* _EXERCISE BRIEF_
Which lines have the string "Bauwerksnummer"? Copy all of them from the entries below.

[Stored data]

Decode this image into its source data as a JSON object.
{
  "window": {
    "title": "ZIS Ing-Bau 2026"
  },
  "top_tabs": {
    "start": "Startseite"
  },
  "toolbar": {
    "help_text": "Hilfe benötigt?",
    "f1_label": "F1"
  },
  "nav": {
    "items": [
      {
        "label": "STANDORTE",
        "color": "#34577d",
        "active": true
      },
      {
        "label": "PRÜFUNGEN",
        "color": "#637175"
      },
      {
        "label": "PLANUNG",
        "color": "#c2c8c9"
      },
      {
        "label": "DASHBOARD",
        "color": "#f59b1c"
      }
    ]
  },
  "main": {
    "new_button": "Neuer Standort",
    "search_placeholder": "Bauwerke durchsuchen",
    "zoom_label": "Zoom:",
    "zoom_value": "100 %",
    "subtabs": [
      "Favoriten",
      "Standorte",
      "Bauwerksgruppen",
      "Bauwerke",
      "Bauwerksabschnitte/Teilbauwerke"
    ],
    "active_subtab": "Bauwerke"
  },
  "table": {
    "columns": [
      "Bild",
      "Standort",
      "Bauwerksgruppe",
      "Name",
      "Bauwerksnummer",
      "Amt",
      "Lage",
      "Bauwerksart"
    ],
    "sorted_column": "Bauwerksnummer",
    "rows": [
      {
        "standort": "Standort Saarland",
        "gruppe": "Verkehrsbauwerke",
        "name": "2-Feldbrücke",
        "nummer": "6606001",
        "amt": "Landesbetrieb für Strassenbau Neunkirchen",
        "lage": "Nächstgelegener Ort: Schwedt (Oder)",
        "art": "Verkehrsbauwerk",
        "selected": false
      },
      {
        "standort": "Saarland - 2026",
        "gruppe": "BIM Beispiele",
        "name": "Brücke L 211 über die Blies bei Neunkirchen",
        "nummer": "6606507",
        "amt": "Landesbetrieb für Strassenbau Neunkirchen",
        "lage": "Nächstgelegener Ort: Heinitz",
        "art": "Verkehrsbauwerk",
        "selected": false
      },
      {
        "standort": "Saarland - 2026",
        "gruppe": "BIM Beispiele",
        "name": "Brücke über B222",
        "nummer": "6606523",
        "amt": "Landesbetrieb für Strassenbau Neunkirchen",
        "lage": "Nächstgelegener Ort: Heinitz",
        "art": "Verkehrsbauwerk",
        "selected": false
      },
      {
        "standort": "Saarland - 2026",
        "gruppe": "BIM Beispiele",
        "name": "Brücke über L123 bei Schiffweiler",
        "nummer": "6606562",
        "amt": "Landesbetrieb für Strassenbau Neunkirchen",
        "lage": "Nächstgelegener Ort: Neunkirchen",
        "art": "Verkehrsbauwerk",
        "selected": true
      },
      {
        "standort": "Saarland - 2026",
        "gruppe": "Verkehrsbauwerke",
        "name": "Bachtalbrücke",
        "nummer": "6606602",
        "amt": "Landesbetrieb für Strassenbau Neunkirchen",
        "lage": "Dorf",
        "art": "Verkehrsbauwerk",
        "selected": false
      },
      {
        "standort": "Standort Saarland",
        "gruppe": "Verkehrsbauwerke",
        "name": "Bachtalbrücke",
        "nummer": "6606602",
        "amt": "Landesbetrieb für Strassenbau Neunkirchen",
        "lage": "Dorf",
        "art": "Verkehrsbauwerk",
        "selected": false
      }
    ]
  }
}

* _FINISHED EXERCISE_
      "Bauwerksnummer",
    "sorted_column": "Bauwerksnummer",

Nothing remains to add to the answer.